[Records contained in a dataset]
════

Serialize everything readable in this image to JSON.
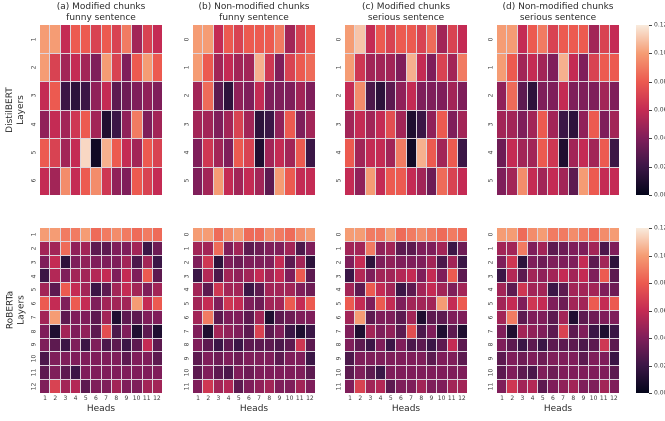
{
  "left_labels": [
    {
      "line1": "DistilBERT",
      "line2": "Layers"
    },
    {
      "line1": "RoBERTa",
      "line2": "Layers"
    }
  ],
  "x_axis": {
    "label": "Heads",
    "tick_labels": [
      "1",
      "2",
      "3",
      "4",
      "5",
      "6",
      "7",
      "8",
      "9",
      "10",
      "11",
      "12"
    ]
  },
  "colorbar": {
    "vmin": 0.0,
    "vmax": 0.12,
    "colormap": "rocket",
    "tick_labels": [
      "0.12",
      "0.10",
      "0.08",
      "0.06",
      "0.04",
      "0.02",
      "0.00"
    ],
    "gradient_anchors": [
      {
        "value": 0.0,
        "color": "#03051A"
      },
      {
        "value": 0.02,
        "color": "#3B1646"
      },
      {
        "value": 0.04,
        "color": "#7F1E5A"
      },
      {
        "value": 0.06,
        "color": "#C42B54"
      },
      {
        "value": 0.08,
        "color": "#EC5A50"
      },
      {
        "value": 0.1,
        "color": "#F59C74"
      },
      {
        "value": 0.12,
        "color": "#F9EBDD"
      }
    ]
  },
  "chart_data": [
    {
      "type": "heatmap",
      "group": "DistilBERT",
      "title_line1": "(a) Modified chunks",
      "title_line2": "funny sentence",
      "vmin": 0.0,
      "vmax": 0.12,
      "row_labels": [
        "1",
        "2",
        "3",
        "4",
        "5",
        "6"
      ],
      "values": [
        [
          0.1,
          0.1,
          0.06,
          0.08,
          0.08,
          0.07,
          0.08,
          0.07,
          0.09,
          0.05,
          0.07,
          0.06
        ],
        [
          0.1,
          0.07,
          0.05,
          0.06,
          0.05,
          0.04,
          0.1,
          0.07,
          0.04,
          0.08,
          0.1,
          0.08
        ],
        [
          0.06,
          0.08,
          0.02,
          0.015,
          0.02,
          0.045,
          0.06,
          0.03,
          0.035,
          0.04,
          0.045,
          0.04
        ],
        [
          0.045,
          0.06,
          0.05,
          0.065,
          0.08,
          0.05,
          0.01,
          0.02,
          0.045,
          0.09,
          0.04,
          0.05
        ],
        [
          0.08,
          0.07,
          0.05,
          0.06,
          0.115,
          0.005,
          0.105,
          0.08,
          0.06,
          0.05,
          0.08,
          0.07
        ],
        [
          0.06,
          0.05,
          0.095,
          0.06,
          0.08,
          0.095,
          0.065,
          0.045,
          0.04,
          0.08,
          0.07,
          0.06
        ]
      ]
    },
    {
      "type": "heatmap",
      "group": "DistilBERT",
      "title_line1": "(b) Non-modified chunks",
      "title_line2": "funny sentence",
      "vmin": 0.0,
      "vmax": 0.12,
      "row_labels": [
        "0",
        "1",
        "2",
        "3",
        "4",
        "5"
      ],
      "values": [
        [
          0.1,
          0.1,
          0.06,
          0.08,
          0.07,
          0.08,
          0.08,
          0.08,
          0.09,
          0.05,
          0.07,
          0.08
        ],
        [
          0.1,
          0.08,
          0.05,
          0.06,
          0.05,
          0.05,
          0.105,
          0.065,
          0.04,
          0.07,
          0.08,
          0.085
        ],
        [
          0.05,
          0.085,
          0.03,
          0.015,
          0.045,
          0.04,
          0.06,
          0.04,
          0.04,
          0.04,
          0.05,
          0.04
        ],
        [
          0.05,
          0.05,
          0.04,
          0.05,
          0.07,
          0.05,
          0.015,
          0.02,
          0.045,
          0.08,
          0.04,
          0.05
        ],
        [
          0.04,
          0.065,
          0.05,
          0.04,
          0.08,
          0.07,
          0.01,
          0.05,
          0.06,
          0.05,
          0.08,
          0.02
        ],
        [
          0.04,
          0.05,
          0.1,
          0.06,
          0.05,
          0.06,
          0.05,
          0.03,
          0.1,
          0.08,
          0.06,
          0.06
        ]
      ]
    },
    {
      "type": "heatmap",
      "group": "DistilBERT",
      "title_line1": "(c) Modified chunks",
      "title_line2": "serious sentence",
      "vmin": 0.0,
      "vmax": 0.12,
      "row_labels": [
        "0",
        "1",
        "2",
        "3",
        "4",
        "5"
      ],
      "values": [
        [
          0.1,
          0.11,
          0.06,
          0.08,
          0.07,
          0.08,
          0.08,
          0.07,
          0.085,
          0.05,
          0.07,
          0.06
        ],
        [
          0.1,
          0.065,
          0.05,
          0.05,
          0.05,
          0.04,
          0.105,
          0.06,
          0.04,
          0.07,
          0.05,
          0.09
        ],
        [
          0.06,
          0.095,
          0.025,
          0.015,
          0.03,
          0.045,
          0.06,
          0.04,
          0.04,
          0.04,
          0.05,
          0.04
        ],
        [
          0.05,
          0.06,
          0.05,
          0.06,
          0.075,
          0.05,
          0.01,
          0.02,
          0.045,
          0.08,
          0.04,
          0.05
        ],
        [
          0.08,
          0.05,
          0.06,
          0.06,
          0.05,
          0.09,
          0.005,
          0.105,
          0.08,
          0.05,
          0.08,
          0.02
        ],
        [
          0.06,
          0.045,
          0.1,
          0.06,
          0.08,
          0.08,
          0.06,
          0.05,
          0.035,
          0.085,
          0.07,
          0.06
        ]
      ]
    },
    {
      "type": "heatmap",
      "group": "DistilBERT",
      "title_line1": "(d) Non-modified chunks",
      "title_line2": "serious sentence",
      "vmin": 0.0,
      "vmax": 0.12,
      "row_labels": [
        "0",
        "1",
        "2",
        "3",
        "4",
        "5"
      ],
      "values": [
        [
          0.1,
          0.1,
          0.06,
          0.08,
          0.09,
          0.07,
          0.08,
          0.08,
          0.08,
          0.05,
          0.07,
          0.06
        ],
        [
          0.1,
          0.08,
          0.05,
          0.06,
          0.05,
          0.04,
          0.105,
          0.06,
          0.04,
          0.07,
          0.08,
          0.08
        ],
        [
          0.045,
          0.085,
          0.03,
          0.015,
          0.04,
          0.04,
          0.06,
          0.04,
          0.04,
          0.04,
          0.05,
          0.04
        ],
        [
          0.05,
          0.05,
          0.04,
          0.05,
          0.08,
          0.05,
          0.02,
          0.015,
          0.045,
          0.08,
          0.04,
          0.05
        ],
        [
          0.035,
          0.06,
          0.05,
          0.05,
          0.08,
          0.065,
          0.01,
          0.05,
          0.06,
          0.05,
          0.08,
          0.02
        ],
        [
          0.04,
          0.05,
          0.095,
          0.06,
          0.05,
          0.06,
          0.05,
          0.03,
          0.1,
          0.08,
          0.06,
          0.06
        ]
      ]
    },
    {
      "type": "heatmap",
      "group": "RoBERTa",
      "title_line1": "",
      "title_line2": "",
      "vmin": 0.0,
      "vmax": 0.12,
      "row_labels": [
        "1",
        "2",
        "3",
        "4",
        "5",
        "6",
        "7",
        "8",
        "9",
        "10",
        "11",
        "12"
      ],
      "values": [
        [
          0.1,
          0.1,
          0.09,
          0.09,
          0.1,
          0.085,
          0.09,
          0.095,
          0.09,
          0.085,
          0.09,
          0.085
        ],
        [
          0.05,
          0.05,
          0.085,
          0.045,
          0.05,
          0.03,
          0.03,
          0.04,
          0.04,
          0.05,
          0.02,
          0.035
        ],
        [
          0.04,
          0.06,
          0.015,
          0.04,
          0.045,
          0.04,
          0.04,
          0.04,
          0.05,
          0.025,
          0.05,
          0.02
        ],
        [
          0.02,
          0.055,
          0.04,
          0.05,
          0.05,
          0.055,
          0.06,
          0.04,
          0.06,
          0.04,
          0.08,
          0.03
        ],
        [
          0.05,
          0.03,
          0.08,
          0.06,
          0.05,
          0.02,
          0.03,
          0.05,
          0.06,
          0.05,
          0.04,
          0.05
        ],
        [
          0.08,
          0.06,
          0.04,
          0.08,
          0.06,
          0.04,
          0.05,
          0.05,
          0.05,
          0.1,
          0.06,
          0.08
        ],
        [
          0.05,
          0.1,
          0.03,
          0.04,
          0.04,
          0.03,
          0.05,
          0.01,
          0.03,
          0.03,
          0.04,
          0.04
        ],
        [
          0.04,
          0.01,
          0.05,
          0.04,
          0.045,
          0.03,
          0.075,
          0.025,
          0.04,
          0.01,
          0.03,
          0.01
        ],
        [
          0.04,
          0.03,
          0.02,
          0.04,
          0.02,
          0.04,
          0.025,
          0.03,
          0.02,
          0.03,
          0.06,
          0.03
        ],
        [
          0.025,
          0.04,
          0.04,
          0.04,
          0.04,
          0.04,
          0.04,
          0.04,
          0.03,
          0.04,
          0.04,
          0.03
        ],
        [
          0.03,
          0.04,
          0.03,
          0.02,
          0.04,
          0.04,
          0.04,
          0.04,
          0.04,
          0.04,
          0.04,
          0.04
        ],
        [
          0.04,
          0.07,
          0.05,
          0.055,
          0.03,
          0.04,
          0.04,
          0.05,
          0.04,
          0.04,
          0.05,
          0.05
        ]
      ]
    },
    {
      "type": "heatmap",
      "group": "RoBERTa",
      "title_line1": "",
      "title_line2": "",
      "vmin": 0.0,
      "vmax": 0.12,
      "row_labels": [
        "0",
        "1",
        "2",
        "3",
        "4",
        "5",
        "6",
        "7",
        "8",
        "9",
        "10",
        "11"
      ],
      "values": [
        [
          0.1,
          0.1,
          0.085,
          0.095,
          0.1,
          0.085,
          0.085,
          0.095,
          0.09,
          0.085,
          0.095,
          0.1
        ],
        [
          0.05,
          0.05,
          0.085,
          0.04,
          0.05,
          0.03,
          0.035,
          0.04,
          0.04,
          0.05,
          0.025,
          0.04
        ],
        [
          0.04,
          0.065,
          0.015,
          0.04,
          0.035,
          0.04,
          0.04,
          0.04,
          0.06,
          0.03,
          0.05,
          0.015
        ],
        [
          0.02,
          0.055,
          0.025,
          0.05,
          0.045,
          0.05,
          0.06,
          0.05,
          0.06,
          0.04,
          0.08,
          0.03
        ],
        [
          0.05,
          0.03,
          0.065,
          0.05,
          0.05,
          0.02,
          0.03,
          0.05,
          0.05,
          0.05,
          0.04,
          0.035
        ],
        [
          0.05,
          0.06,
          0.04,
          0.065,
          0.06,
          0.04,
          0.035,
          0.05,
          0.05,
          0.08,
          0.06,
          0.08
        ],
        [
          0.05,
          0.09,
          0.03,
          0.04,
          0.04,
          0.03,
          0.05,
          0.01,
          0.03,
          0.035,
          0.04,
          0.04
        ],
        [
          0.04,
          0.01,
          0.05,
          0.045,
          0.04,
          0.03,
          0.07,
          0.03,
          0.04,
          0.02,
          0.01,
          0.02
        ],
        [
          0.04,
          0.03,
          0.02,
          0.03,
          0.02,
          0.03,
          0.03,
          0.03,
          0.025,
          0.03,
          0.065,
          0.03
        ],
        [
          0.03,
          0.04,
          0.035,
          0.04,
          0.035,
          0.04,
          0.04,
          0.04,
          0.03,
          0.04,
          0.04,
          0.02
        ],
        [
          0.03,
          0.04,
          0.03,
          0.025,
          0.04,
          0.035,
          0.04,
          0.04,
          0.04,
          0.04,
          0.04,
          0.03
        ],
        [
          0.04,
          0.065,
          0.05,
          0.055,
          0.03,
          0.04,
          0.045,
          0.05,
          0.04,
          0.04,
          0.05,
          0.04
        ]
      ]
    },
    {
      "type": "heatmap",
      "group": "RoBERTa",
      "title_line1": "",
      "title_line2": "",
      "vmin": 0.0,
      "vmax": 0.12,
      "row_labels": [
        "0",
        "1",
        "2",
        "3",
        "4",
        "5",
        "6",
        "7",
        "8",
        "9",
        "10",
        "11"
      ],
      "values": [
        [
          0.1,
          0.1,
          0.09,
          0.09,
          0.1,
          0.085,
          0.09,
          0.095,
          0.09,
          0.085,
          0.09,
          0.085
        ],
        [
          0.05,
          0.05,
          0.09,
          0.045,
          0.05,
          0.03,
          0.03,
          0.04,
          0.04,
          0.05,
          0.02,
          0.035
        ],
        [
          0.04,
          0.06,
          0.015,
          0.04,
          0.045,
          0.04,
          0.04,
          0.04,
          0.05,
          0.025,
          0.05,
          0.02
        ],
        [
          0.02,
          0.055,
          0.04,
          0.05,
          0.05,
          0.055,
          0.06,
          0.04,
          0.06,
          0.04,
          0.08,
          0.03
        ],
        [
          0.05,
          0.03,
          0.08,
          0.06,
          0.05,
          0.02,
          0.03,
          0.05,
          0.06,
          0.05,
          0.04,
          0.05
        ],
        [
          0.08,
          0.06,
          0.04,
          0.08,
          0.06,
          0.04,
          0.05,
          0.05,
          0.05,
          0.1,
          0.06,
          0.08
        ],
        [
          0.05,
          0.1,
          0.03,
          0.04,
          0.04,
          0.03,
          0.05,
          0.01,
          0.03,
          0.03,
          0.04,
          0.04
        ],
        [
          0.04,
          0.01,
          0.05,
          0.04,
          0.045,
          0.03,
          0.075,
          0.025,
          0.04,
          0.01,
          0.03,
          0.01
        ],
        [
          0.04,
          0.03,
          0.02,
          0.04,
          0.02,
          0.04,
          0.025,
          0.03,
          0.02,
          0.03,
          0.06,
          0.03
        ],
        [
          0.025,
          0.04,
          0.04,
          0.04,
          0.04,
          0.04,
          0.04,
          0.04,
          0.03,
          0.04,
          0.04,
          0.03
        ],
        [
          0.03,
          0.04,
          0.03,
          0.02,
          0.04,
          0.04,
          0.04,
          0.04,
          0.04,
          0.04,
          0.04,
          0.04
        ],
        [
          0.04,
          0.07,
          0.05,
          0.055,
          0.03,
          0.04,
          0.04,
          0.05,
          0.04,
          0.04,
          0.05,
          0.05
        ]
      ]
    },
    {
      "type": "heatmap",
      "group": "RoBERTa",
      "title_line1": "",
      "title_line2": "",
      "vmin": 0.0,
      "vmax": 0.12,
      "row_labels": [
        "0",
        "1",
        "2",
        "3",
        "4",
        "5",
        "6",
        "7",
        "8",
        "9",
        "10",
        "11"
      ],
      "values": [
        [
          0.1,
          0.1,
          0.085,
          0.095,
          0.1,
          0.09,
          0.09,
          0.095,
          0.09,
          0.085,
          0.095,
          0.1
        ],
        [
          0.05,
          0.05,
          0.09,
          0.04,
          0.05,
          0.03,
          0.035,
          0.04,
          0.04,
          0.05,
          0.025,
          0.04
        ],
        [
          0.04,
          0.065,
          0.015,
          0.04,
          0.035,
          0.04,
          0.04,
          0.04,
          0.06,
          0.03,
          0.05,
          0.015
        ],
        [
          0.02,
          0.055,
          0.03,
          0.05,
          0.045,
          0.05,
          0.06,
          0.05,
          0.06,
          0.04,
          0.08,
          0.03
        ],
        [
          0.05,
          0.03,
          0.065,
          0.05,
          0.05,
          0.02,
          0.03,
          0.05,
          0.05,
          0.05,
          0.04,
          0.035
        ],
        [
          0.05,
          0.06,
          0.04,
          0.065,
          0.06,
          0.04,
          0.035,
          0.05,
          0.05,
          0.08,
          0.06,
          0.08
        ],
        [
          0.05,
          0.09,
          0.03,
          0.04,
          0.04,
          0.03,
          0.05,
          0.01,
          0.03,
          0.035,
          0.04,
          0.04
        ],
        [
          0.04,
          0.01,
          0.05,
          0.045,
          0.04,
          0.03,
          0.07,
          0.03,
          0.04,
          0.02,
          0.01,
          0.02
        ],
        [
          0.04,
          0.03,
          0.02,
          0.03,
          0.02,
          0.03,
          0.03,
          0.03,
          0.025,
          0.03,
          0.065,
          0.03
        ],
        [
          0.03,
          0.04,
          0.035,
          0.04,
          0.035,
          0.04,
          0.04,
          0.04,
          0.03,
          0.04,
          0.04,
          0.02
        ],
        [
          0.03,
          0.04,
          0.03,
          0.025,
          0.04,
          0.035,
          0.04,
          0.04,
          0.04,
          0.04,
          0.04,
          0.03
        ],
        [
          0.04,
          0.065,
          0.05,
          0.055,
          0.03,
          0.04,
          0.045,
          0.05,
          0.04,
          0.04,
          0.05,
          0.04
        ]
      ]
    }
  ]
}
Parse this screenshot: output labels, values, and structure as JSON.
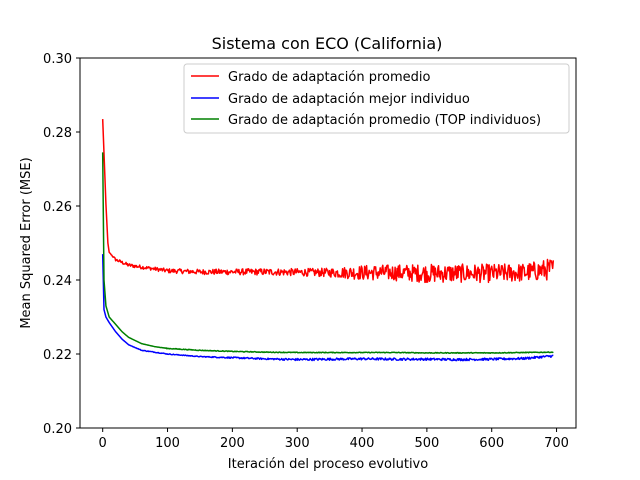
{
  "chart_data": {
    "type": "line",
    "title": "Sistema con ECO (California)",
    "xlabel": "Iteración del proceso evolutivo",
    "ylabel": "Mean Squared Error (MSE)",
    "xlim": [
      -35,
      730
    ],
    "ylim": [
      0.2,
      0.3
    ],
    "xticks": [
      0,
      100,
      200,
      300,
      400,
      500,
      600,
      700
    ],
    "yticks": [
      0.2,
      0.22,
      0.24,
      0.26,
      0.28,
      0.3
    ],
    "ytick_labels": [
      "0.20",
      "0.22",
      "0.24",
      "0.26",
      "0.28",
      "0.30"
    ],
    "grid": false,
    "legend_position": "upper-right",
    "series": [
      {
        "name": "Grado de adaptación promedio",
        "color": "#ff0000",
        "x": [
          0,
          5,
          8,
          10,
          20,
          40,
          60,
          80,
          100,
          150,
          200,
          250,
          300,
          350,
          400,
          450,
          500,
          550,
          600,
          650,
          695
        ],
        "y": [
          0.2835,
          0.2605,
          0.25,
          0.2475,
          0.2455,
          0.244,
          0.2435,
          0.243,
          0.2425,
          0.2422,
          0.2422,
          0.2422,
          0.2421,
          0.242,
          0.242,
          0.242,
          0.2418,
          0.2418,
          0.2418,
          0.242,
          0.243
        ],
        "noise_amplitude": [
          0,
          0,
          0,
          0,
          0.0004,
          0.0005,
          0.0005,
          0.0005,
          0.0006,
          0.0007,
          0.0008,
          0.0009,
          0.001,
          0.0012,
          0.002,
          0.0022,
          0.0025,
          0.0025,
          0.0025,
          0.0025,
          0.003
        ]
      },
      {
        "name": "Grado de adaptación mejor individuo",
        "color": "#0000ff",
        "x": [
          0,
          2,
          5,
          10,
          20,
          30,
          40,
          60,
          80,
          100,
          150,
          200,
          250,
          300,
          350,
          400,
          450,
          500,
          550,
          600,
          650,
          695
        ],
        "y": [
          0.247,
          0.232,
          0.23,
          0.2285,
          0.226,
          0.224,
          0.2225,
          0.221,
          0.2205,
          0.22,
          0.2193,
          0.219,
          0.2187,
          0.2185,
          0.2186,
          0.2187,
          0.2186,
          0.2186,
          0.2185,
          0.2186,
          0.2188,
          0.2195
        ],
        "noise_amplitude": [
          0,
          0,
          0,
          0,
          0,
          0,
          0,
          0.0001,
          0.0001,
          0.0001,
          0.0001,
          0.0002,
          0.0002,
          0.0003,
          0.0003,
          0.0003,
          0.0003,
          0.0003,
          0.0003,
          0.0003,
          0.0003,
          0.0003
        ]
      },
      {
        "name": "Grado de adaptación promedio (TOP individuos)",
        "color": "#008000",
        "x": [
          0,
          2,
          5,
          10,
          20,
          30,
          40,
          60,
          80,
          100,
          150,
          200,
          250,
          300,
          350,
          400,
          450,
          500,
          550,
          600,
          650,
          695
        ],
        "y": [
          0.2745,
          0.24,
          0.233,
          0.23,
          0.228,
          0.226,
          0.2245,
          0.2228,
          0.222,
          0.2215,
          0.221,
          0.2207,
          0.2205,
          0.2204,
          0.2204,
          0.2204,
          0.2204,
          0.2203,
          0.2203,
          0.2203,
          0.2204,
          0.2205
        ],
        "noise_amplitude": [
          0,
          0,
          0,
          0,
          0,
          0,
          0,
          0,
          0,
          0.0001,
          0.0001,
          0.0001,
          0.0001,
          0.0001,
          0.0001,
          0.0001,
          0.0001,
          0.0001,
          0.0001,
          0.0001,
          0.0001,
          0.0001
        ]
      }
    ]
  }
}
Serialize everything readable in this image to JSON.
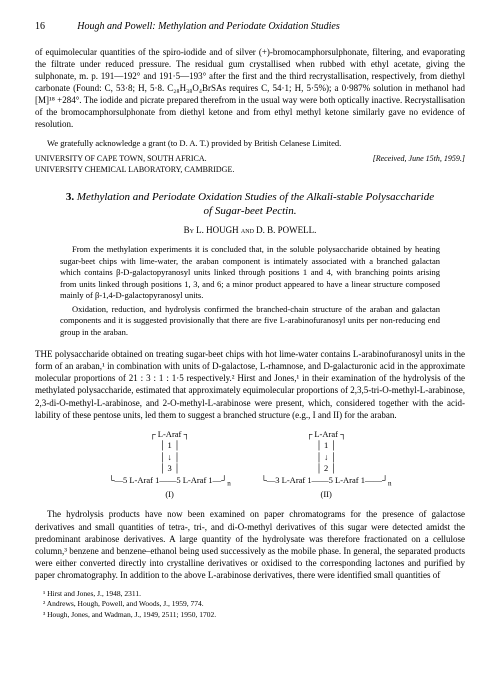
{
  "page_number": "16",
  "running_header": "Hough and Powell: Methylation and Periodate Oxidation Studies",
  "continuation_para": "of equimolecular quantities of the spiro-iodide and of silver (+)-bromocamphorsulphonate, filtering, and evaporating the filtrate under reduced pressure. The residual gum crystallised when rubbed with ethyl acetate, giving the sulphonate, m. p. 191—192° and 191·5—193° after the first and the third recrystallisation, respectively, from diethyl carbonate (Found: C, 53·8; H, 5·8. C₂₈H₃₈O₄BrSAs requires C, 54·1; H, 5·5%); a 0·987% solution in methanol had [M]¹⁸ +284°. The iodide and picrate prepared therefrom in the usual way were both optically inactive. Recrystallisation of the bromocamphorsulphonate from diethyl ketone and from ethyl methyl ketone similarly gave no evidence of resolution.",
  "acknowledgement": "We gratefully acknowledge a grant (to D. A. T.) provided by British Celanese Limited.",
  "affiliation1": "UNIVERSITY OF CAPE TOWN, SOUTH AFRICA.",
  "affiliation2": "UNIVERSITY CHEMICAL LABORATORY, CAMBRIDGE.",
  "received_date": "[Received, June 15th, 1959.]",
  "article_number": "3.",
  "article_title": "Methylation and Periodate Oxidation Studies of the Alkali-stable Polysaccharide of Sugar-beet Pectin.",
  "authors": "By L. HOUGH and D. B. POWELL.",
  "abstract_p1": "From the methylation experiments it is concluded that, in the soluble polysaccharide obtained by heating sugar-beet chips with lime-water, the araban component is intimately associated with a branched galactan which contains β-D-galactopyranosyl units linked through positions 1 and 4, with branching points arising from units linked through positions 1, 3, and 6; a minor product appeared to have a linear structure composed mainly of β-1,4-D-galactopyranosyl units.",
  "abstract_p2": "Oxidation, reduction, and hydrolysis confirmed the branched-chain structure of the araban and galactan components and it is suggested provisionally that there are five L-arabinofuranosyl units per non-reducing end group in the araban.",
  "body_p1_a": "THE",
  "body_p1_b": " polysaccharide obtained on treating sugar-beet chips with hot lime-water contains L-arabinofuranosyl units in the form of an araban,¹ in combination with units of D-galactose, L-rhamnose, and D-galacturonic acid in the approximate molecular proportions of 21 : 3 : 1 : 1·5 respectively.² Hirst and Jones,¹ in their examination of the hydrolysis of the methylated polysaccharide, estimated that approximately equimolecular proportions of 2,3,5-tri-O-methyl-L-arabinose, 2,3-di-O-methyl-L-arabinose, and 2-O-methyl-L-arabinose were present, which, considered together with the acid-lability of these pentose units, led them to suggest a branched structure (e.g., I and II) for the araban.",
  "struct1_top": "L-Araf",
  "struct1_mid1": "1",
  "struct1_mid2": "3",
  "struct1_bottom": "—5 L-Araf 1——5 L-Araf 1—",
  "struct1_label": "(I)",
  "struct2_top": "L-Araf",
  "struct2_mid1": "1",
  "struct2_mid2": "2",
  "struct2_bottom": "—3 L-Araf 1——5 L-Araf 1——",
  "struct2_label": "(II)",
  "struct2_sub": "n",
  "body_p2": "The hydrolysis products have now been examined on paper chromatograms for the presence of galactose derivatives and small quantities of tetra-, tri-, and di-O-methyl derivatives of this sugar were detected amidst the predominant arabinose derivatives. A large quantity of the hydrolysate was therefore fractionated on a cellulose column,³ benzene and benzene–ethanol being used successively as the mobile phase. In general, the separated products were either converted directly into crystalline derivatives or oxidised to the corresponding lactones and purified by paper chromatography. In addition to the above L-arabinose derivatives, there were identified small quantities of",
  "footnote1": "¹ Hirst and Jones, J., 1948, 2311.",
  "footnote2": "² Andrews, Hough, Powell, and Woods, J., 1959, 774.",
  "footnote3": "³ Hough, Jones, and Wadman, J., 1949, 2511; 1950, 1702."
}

════

_Problem to solve_
Look through the material above and work out how many of its lines contain "name". State the number only.

_Response for this exercise_
3